Output the records. Match them exactly.

The records:
• • • •
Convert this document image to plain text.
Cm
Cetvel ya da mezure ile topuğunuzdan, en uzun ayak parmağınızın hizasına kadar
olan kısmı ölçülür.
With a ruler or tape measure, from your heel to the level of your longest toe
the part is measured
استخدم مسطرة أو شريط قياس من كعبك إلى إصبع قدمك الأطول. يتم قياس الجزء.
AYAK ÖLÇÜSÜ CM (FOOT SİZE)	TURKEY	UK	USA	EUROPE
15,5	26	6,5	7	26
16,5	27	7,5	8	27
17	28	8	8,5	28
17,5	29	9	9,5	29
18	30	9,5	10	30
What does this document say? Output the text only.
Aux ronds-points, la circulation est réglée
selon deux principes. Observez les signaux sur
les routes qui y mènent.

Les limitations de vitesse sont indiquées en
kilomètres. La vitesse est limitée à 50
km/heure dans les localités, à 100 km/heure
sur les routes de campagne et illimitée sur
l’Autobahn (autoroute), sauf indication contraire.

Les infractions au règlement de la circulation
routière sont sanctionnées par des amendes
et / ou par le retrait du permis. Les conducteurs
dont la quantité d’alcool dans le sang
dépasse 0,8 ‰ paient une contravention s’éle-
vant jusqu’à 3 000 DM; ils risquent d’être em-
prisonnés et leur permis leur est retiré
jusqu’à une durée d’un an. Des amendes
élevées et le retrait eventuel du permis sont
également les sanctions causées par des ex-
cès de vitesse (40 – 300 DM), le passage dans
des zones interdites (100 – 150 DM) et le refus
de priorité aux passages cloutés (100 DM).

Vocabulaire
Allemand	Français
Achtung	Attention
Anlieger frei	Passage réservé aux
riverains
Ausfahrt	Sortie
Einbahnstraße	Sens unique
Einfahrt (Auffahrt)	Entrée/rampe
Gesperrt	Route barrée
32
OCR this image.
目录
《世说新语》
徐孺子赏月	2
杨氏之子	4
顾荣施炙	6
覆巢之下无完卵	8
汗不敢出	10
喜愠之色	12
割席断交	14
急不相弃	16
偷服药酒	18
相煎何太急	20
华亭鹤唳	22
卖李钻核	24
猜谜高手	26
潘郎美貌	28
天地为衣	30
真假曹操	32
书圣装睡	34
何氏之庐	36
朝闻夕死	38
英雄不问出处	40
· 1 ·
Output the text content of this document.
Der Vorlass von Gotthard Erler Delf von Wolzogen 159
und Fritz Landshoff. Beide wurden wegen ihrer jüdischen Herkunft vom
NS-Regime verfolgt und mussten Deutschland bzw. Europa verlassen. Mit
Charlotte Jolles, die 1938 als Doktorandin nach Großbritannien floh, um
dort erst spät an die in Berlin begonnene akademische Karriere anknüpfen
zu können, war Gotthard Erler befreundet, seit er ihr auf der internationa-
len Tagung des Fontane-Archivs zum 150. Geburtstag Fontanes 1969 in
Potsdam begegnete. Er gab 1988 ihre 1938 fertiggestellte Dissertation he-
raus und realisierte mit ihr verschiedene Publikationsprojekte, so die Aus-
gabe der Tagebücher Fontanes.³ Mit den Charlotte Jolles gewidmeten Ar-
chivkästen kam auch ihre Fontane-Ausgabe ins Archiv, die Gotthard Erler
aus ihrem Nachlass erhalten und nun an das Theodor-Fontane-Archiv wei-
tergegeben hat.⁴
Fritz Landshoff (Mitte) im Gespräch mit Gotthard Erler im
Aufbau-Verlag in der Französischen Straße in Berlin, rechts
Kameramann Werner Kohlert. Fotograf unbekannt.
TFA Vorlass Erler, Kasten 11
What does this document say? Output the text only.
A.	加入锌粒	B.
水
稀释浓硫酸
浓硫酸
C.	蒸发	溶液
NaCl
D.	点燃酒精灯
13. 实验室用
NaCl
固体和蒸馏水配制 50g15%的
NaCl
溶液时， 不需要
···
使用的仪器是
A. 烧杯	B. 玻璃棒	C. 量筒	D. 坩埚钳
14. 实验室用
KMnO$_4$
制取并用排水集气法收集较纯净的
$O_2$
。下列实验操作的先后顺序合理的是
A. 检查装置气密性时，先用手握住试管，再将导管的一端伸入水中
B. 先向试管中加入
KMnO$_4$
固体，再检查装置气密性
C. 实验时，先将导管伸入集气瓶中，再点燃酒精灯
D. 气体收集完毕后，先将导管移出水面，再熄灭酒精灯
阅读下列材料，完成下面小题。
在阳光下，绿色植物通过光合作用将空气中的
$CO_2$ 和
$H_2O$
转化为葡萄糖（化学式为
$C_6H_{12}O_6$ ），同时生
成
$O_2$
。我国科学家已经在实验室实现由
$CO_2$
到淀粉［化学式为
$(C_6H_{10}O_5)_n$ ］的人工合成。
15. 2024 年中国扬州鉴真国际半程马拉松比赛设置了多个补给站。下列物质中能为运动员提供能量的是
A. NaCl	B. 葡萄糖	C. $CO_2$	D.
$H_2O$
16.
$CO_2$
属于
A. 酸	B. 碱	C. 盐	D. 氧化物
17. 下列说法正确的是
• • • •
Task output:
Convert this document image to plain text.
Cm
Cetvel ya da mezure ile topuğunuzdan, en uzun ayak parmağınızın hizasına kadar
olan kısmı ölçülür.
With a ruler or tape measure, from your heel to the level of your longest toe
the part is measured
استخدم مسطرة أو شريط قياس من كعبك إلى إصبع قدمك الأطول. يتم قياس الجزء.
AYAK ÖLÇÜSÜ CM (FOOT SİZE)	TURKEY	UK	USA	EUROPE
15,5	26	6,5	7	26
16,5	27	7,5	8	27
17	28	8	8,5	28
17,5	29	9	9,5	29
18	30	9,5	10	30
What does this document say? Output the text only.
Aux ronds-points, la circulation est réglée
selon deux principes. Observez les signaux sur
les routes qui y mènent.

Les limitations de vitesse sont indiquées en
kilomètres. La vitesse est limitée à 50
km/heure dans les localités, à 100 km/heure
sur les routes de campagne et illimitée sur
l’Autobahn (autoroute), sauf indication contraire.

Les infractions au règlement de la circulation
routière sont sanctionnées par des amendes
et / ou par le retrait du permis. Les conducteurs
dont la quantité d’alcool dans le sang
dépasse 0,8 ‰ paient une contravention s’éle-
vant jusqu’à 3 000 DM; ils risquent d’être em-
prisonnés et leur permis leur est retiré
jusqu’à une durée d’un an. Des amendes
élevées et le retrait eventuel du permis sont
également les sanctions causées par des ex-
cès de vitesse (40 – 300 DM), le passage dans
des zones interdites (100 – 150 DM) et le refus
de priorité aux passages cloutés (100 DM).

Vocabulaire
Allemand	Français
Achtung	Attention
Anlieger frei	Passage réservé aux
riverains
Ausfahrt	Sortie
Einbahnstraße	Sens unique
Einfahrt (Auffahrt)	Entrée/rampe
Gesperrt	Route barrée
32
OCR this image.
目录
《世说新语》
徐孺子赏月	2
杨氏之子	4
顾荣施炙	6
覆巢之下无完卵	8
汗不敢出	10
喜愠之色	12
割席断交	14
急不相弃	16
偷服药酒	18
相煎何太急	20
华亭鹤唳	22
卖李钻核	24
猜谜高手	26
潘郎美貌	28
天地为衣	30
真假曹操	32
书圣装睡	34
何氏之庐	36
朝闻夕死	38
英雄不问出处	40
· 1 ·
Output the text content of this document.
Der Vorlass von Gotthard Erler Delf von Wolzogen 159
und Fritz Landshoff. Beide wurden wegen ihrer jüdischen Herkunft vom
NS-Regime verfolgt und mussten Deutschland bzw. Europa verlassen. Mit
Charlotte Jolles, die 1938 als Doktorandin nach Großbritannien floh, um
dort erst spät an die in Berlin begonnene akademische Karriere anknüpfen
zu können, war Gotthard Erler befreundet, seit er ihr auf der internationa-
len Tagung des Fontane-Archivs zum 150. Geburtstag Fontanes 1969 in
Potsdam begegnete. Er gab 1988 ihre 1938 fertiggestellte Dissertation he-
raus und realisierte mit ihr verschiedene Publikationsprojekte, so die Aus-
gabe der Tagebücher Fontanes.³ Mit den Charlotte Jolles gewidmeten Ar-
chivkästen kam auch ihre Fontane-Ausgabe ins Archiv, die Gotthard Erler
aus ihrem Nachlass erhalten und nun an das Theodor-Fontane-Archiv wei-
tergegeben hat.⁴
Fritz Landshoff (Mitte) im Gespräch mit Gotthard Erler im
Aufbau-Verlag in der Französischen Straße in Berlin, rechts
Kameramann Werner Kohlert. Fotograf unbekannt.
TFA Vorlass Erler, Kasten 11
What does this document say? Output the text only.
A.	加入锌粒	B.
水
稀释浓硫酸
浓硫酸
C.	蒸发	溶液
NaCl
D.	点燃酒精灯
13. 实验室用
NaCl
固体和蒸馏水配制 50g15%的
NaCl
溶液时， 不需要
···
使用的仪器是
A. 烧杯	B. 玻璃棒	C. 量筒	D. 坩埚钳
14. 实验室用
KMnO$_4$
制取并用排水集气法收集较纯净的
$O_2$
。下列实验操作的先后顺序合理的是
A. 检查装置气密性时，先用手握住试管，再将导管的一端伸入水中
B. 先向试管中加入
KMnO$_4$
固体，再检查装置气密性
C. 实验时，先将导管伸入集气瓶中，再点燃酒精灯
D. 气体收集完毕后，先将导管移出水面，再熄灭酒精灯
阅读下列材料，完成下面小题。
在阳光下，绿色植物通过光合作用将空气中的
$CO_2$ 和
$H_2O$
转化为葡萄糖（化学式为
$C_6H_{12}O_6$ ），同时生
成
$O_2$
。我国科学家已经在实验室实现由
$CO_2$
到淀粉［化学式为
$(C_6H_{10}O_5)_n$ ］的人工合成。
15. 2024 年中国扬州鉴真国际半程马拉松比赛设置了多个补给站。下列物质中能为运动员提供能量的是
A. NaCl	B. 葡萄糖	C. $CO_2$	D.
$H_2O$
16.
$CO_2$
属于
A. 酸	B. 碱	C. 盐	D. 氧化物
17. 下列说法正确的是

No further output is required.